--- ESTRATTO DEL DOCUMENTO ---

L’intelligenza artificiale sarà la nostra autodistruzione, nel momento in cui la tecnologia senza controllo umano prenderà il sopravvento
“C’è poco da stare
allegri!” - È la mia amica Rosamunda, accademica, letterata, sociologa e
partenopea di adozione, che così esprime la propria preoccupazione nei
confronti delle sempre più sofisticate applicazioni tecnologiche nel nostro
sistema di vita, via via più invadenti e pericolosamente irrispettose della
nostra riservatezza.
“Siamo già
arrivati al giorno delle macchine?” Mi chiede.
“Ci siamo o
quasi!” Le rispondo.
La conversazione
va così avanti e Rosamunda mi domanda se anch’io condividessi le sue
preoccupazioni per l’avanzamento tecnologico riguardante la realizzazione di
intelligenze artificiali.

---

PARTI DEL COMPITO —
1. Ripeti il passo dell'articolo sull'intelligenza artificiale che va da "La conversazione" a "intelligenze artificiali.".
2. Scrivi il seguito dell'articolo sull'intelligenza artificiale, cominciando dopo la sua ultima frase.

--- RECORD MEMORIZZATI ---

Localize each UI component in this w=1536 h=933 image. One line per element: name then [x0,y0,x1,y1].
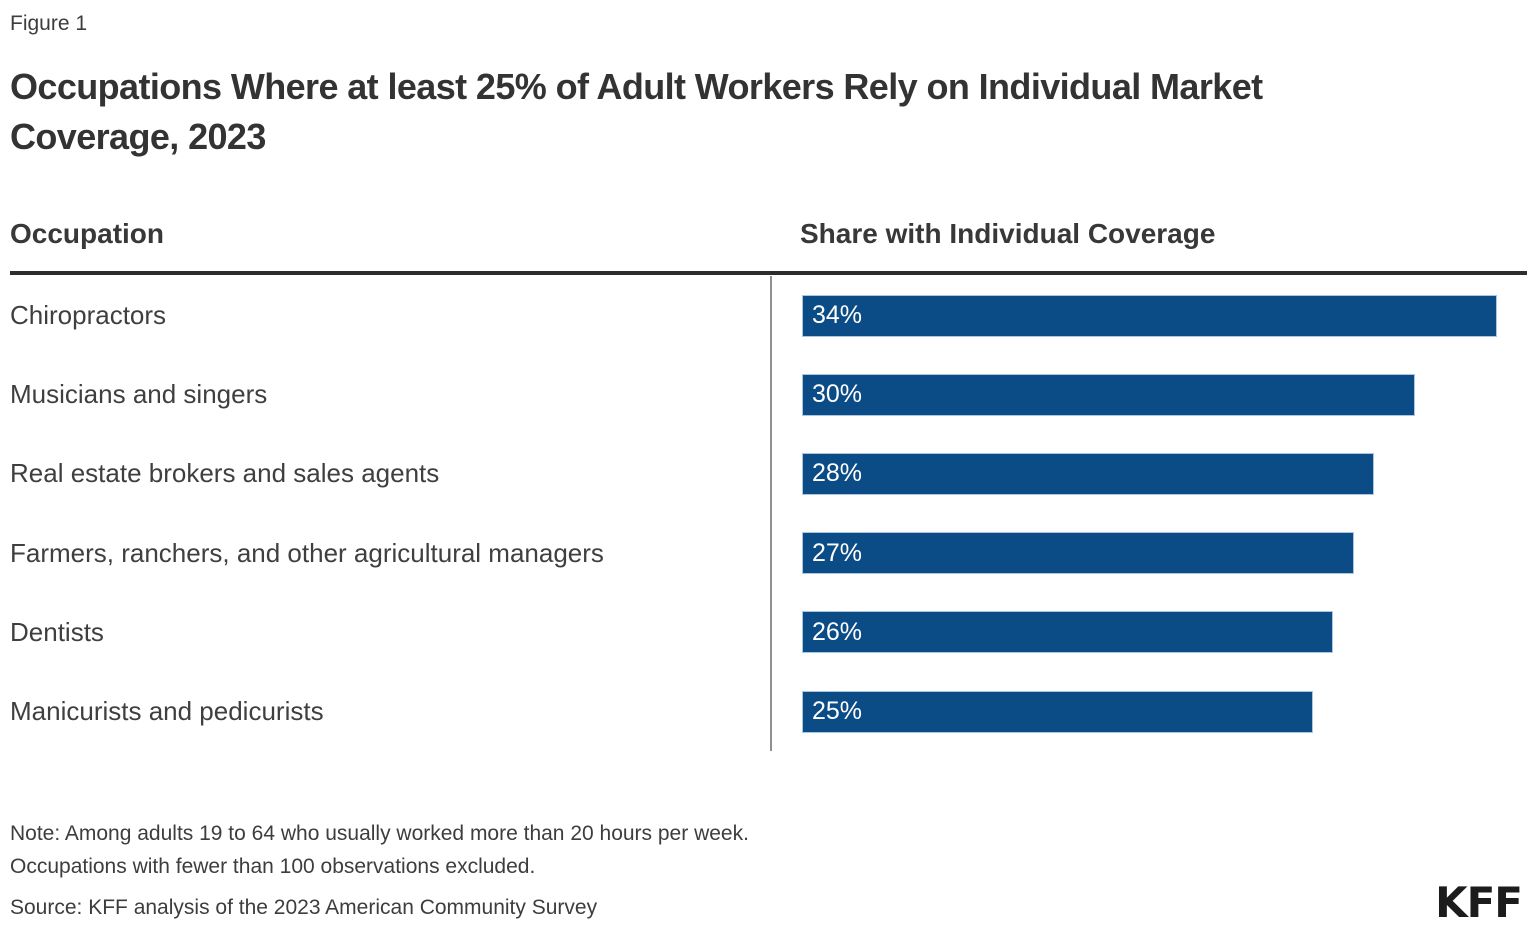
occupation-label: Musicians and singers [10,379,268,410]
column-header-share: Share with Individual Coverage [800,218,1216,249]
table-row: Real estate brokers and sales agents 28% [0,434,1536,514]
source-line: Source: KFF analysis of the 2023 America… [10,896,598,919]
table-row: Manicurists and pedicurists 25% [0,671,1536,752]
bar-value-label: 30% [812,380,863,409]
bar-value-label: 25% [812,697,863,726]
bar-value-label: 26% [812,617,863,646]
bar: 25% [802,690,1313,733]
page-title: Occupations Where at least 25% of Adult … [10,62,1263,162]
figure-label: Figure 1 [10,12,88,35]
bar: 26% [802,611,1334,654]
note-line-2: Occupations with fewer than 100 observat… [10,855,536,878]
bar-cell: 27% [770,513,1536,593]
bar: 30% [802,373,1416,416]
notes-block: Note: Among adults 19 to 64 who usually … [10,817,749,924]
header-rule [10,271,1527,275]
bar-value-label: 34% [812,301,863,330]
bar: 34% [802,294,1497,337]
occupation-label: Dentists [10,616,104,647]
bar-cell: 34% [770,276,1536,356]
table-row: Farmers, ranchers, and other agricultura… [0,513,1536,593]
kff-logo: KFF [1435,878,1523,927]
column-headers: Occupation Share with Individual Coverag… [0,218,1536,254]
occupation-label: Farmers, ranchers, and other agricultura… [10,537,604,568]
table-row: Musicians and singers 30% [0,355,1536,435]
page-title-line-1: Occupations Where at least 25% of Adult … [10,66,1263,107]
occupation-label: Manicurists and pedicurists [10,696,324,727]
table-row: Dentists 26% [0,592,1536,672]
bar-value-label: 27% [812,538,863,567]
page-title-line-2: Coverage, 2023 [10,116,266,157]
occupation-label: Chiropractors [10,300,167,331]
bar-cell: 30% [770,355,1536,435]
column-header-occupation: Occupation [10,218,165,249]
bar: 27% [802,532,1354,575]
bar-chart: Chiropractors 34% Musicians and singers 30%… [0,276,1536,752]
table-row: Chiropractors 34% [0,276,1536,356]
bar-cell: 28% [770,434,1536,514]
bar: 28% [802,452,1375,495]
note-line-1: Note: Among adults 19 to 64 who usually … [10,822,749,845]
bar-value-label: 28% [812,459,863,488]
bar-cell: 25% [770,671,1536,752]
occupation-label: Real estate brokers and sales agents [10,458,440,489]
bar-cell: 26% [770,592,1536,672]
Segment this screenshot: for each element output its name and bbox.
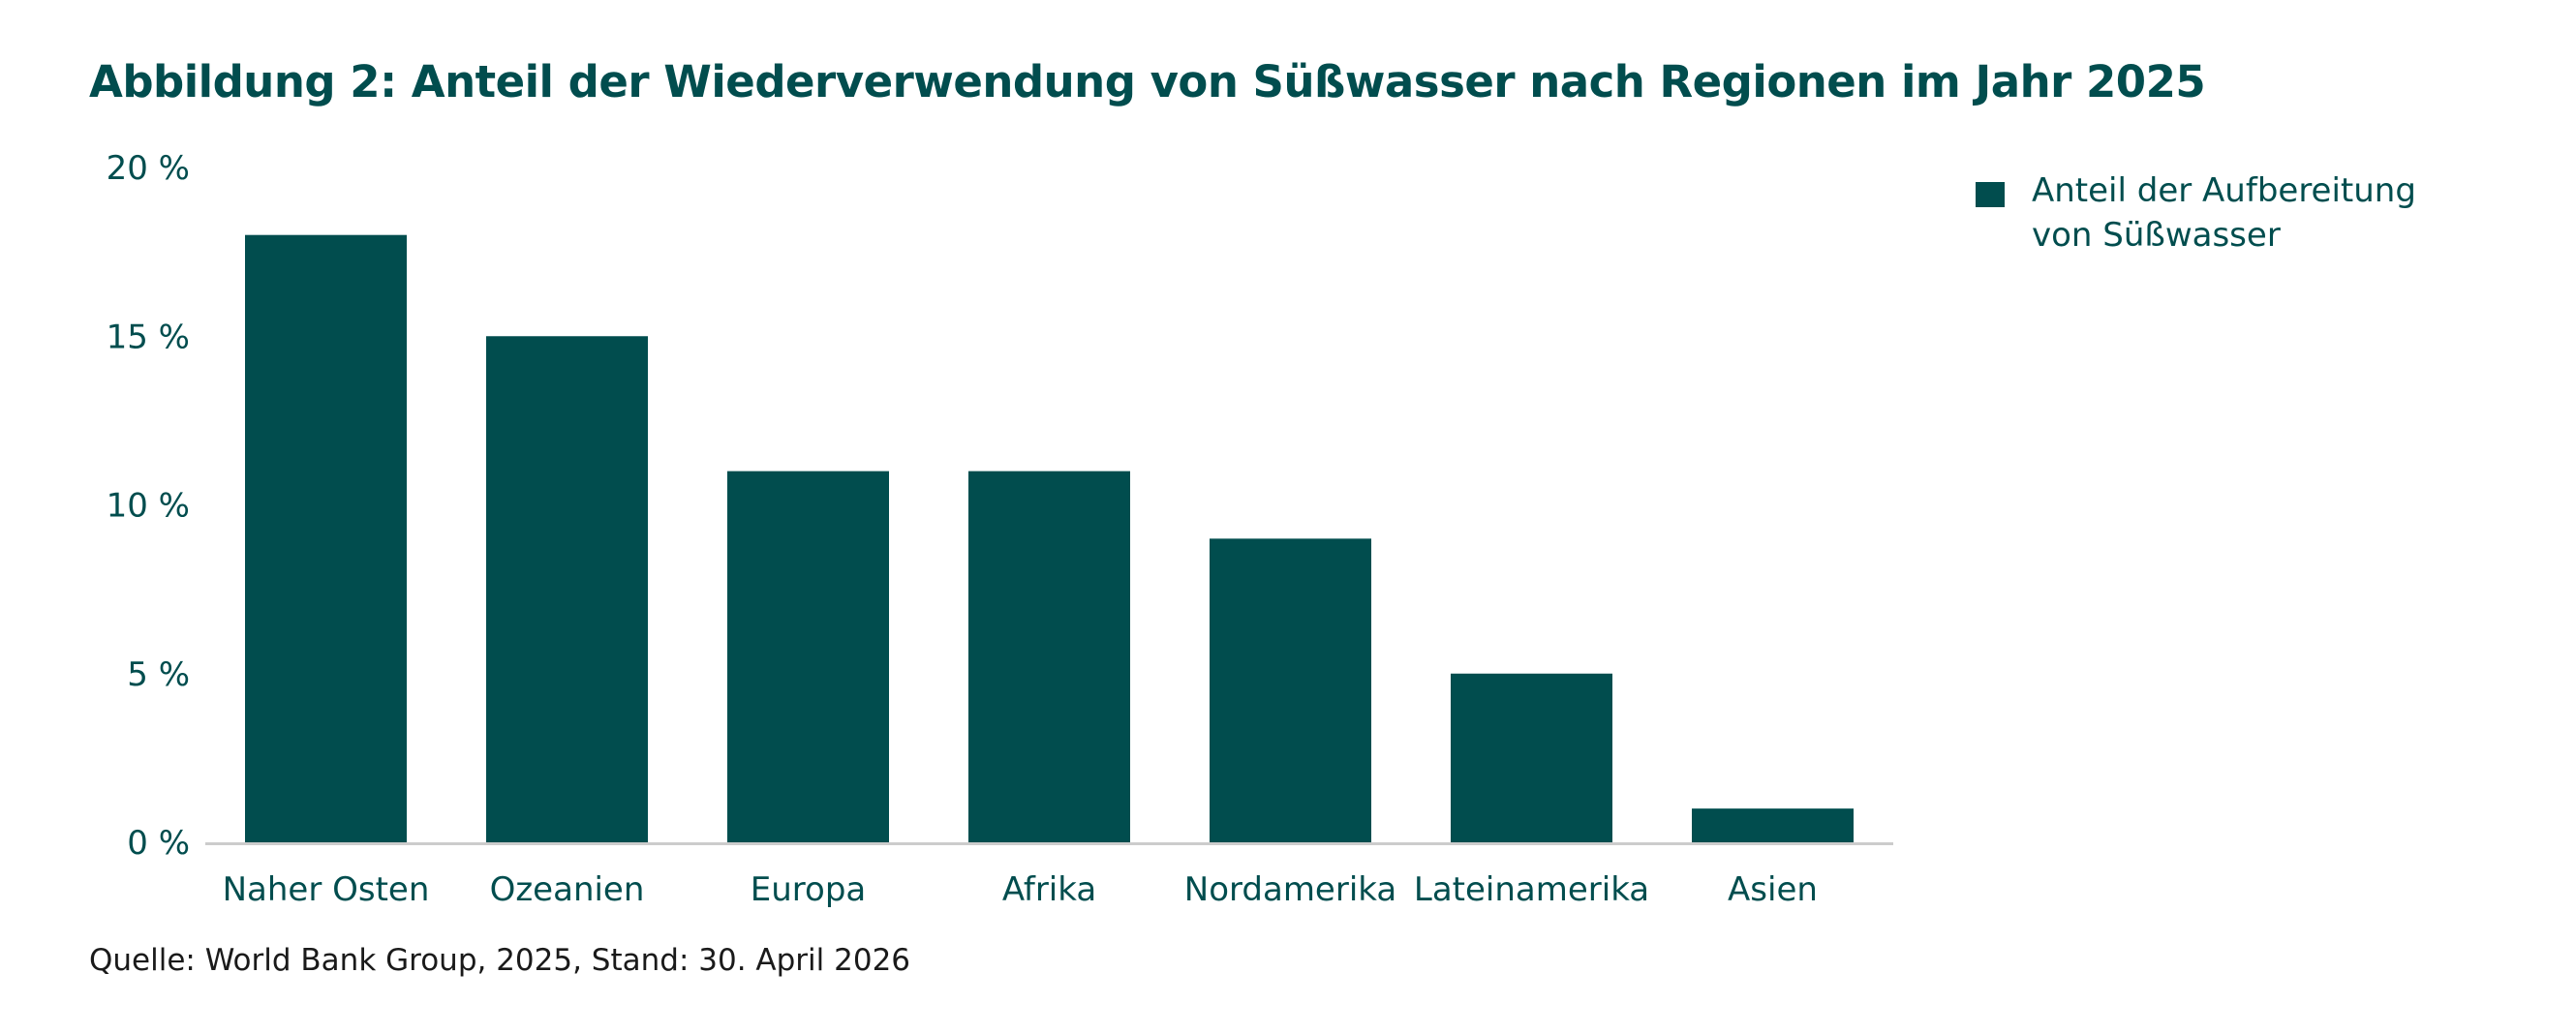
bar: [1451, 673, 1612, 842]
bars: [245, 234, 1854, 842]
y-tick-label: 0 %: [127, 824, 190, 863]
bar: [968, 471, 1130, 842]
y-tick-label: 5 %: [127, 655, 190, 694]
bar: [727, 471, 889, 842]
source-note: Quelle: World Bank Group, 2025, Stand: 3…: [89, 943, 911, 978]
bar: [245, 234, 407, 842]
legend-label: Anteil der Aufbereitung von Süßwasser: [2032, 171, 2416, 255]
bar: [486, 336, 648, 842]
y-axis-ticks: 0 % 5 % 10 % 15 % 20 %: [107, 149, 190, 863]
x-tick-label: Afrika: [1002, 870, 1096, 909]
x-tick-label: Nordamerika: [1184, 870, 1396, 909]
bar: [1692, 808, 1854, 842]
x-tick-label: Europa: [751, 870, 866, 909]
y-tick-label: 15 %: [107, 318, 190, 356]
x-tick-label: Ozeanien: [490, 870, 645, 909]
bar: [1210, 538, 1371, 842]
y-tick-label: 10 %: [107, 487, 190, 526]
x-tick-label: Lateinamerika: [1414, 870, 1649, 909]
legend: Anteil der Aufbereitung von Süßwasser: [1976, 168, 2477, 258]
legend-swatch: [1976, 182, 2005, 207]
x-tick-label: Naher Osten: [223, 870, 430, 909]
x-axis-labels: Naher Osten Ozeanien Europa Afrika Nordameri…: [223, 870, 1818, 909]
x-tick-label: Asien: [1728, 870, 1818, 909]
y-tick-label: 20 %: [107, 149, 190, 188]
chart-title: Abbildung 2: Anteil der Wiederverwendung…: [89, 56, 2206, 107]
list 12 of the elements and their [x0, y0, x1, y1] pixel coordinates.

---

RISPOSTE FORNITE —
1.
La conversazione
va così avanti e Rosamunda mi domanda se anch’io condividessi le sue
preoccupazioni per l’avanzamento tecnologico riguardante la realizzazione di
intelligenze artificiali.

2.
Le rispondo e
disserto per come segue:
L’astrofisico Stephen
Hawking al Web Summit di Lisbona, nel novembre del 2017,
mise in guardia l’umanità su un grosso pericolo futuro: l’intelligenza
artificiale.
“L’intelligenza
artificiale potrebbe sviluppare una volontà tutta sua”,
aveva detto Hawking. “L’ascesa dell’IA potrebbe essere la cosa peggiore o
la cosa migliore che può accadere per l’umanità”.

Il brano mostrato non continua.